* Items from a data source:
----------------------------------------

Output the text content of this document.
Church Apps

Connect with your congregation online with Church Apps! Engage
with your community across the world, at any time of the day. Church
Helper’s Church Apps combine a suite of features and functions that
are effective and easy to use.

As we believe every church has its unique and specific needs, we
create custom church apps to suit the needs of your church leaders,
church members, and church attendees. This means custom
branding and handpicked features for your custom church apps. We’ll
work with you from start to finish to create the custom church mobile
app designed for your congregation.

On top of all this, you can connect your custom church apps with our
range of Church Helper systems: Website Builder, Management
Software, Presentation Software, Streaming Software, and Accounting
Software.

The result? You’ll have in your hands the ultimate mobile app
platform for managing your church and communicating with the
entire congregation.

----------------------------------------

* Exercise directions: Show every line that contains the word "Software".

* The answer:
Software, Presentation Software, Streaming Software, and Accounting
Software.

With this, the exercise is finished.